▶ **Aim**:
From the listing below, pull each line that includes "Lübecker".

------------------------------

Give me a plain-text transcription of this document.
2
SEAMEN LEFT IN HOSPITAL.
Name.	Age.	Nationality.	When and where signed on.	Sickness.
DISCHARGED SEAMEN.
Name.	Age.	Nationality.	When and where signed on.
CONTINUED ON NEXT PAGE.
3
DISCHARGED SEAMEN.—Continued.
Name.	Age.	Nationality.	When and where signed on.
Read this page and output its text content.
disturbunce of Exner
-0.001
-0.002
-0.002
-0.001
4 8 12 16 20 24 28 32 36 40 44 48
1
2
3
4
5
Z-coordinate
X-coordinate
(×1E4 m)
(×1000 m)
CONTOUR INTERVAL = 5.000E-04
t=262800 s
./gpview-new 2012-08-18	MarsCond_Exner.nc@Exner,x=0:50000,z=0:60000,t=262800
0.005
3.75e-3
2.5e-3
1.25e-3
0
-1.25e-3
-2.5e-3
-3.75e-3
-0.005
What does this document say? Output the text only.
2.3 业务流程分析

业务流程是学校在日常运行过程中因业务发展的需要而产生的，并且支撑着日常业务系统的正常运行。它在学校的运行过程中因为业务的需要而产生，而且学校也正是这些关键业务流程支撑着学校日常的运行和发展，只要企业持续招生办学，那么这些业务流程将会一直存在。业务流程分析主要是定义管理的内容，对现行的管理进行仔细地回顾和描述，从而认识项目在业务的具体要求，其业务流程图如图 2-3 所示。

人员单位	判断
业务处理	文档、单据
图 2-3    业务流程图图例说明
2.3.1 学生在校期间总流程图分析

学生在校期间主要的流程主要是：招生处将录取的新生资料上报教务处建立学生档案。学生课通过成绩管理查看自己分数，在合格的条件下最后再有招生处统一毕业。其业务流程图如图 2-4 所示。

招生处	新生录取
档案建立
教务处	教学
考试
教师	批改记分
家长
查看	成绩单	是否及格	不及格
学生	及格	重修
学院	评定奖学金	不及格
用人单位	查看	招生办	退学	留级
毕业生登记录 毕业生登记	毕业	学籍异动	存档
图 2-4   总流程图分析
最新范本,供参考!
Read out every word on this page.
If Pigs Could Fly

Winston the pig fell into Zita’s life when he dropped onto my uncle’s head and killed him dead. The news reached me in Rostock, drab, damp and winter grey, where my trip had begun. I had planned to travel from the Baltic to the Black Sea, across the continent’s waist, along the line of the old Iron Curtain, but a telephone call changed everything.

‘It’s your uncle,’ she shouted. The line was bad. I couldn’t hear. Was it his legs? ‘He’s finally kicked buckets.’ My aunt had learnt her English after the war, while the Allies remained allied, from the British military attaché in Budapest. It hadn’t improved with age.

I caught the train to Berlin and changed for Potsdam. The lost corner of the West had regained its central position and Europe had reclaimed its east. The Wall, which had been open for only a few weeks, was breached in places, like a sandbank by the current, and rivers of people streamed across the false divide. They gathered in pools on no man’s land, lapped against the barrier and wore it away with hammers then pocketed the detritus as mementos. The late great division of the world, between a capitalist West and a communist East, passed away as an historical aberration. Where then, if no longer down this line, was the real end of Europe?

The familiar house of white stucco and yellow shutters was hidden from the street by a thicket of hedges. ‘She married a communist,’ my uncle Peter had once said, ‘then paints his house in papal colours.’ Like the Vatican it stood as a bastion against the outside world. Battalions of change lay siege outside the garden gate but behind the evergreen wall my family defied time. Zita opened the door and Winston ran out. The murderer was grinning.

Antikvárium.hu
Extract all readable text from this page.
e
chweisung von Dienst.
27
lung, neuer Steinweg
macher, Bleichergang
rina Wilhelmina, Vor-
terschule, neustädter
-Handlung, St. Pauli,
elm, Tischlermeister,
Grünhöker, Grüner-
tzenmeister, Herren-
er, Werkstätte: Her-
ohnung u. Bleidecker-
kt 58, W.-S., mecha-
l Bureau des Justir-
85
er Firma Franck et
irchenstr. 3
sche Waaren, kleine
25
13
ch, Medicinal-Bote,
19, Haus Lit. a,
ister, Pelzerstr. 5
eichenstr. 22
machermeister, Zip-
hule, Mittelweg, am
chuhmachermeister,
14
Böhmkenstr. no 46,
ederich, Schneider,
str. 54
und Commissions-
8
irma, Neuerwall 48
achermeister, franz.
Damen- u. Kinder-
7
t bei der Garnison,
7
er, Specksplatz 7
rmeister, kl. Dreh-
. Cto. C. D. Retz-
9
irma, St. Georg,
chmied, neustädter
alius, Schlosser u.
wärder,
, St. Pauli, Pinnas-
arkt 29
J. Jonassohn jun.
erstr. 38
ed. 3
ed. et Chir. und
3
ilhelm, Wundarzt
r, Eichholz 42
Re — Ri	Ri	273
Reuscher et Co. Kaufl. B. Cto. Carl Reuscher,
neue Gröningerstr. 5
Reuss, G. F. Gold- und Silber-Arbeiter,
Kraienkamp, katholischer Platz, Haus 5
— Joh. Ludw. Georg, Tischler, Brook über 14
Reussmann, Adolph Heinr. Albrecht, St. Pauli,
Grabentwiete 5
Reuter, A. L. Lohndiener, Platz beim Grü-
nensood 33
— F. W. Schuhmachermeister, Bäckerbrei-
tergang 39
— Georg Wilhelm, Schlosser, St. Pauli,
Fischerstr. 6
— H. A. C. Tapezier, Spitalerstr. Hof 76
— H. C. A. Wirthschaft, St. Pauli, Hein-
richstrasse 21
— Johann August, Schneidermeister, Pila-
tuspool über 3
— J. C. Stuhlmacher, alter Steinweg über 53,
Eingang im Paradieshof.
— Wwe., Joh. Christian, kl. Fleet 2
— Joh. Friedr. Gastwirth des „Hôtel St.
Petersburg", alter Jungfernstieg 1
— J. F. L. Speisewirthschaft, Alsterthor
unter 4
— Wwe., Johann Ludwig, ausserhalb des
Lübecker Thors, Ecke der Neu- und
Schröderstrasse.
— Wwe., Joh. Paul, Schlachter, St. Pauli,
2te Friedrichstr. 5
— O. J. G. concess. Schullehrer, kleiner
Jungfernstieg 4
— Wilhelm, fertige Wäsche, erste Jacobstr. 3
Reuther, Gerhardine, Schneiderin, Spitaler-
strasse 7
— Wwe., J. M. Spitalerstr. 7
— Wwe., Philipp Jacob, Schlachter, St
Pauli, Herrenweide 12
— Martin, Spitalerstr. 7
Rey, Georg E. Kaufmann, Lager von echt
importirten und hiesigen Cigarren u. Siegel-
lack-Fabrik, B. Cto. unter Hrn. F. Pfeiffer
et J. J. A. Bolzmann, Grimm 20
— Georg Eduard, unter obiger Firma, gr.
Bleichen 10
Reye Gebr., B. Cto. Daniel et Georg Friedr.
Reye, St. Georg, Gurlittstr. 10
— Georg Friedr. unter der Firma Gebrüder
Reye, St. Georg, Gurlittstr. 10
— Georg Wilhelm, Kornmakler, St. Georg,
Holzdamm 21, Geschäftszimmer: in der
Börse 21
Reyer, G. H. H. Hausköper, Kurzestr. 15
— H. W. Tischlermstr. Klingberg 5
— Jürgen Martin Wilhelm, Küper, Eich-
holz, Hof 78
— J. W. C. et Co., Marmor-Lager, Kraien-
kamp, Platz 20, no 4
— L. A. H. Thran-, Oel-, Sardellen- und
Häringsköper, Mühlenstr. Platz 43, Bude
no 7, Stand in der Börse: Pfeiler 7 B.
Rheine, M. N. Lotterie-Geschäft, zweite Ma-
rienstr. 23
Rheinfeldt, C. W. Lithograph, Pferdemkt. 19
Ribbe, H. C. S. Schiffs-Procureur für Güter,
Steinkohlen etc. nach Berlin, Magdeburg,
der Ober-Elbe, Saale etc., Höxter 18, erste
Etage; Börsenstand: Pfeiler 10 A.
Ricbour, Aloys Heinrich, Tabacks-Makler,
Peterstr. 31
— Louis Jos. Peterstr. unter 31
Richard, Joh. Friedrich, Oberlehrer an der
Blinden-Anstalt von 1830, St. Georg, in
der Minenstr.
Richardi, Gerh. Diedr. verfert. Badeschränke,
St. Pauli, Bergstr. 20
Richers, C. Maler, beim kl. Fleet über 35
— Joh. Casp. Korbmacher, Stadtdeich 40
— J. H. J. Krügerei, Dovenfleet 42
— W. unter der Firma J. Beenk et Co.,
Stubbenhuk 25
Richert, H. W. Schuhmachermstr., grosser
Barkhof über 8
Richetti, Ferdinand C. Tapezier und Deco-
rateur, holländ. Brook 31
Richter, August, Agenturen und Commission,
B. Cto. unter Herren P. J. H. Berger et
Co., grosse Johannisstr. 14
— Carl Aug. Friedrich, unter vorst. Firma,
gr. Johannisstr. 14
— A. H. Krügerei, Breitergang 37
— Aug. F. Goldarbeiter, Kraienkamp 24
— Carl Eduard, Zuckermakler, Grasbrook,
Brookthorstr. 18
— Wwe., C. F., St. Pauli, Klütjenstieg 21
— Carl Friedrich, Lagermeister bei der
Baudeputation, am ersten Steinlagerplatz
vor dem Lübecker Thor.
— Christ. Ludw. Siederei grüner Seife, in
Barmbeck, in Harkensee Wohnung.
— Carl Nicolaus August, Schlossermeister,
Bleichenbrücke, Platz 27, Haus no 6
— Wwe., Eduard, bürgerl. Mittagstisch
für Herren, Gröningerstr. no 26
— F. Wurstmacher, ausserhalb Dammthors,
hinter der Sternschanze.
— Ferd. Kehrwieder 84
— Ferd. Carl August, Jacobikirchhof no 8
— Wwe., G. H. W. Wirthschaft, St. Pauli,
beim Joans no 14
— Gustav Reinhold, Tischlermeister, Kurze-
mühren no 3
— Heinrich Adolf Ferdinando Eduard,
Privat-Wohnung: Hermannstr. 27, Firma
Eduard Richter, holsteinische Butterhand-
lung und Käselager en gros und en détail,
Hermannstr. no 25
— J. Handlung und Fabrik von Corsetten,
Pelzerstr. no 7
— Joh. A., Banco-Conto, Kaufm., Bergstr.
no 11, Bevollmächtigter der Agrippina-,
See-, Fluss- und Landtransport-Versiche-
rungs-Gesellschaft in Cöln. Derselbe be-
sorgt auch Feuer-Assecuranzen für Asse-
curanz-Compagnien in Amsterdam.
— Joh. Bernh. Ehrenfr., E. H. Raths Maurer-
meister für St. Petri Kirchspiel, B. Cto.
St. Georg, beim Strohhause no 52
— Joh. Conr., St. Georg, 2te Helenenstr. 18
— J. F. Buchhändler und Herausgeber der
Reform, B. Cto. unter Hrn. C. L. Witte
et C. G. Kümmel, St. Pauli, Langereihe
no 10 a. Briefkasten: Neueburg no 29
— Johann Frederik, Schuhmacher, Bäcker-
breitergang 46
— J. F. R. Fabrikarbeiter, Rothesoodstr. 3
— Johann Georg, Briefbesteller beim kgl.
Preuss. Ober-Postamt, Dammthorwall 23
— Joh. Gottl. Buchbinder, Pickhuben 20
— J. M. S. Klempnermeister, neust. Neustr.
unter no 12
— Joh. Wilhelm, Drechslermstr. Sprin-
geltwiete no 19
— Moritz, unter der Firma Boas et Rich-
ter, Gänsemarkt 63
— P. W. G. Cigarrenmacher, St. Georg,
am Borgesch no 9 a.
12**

------------------------------

▶ **Output below**:
Lübecker Thors, Ecke der Neu- und
vor dem Lübecker Thor.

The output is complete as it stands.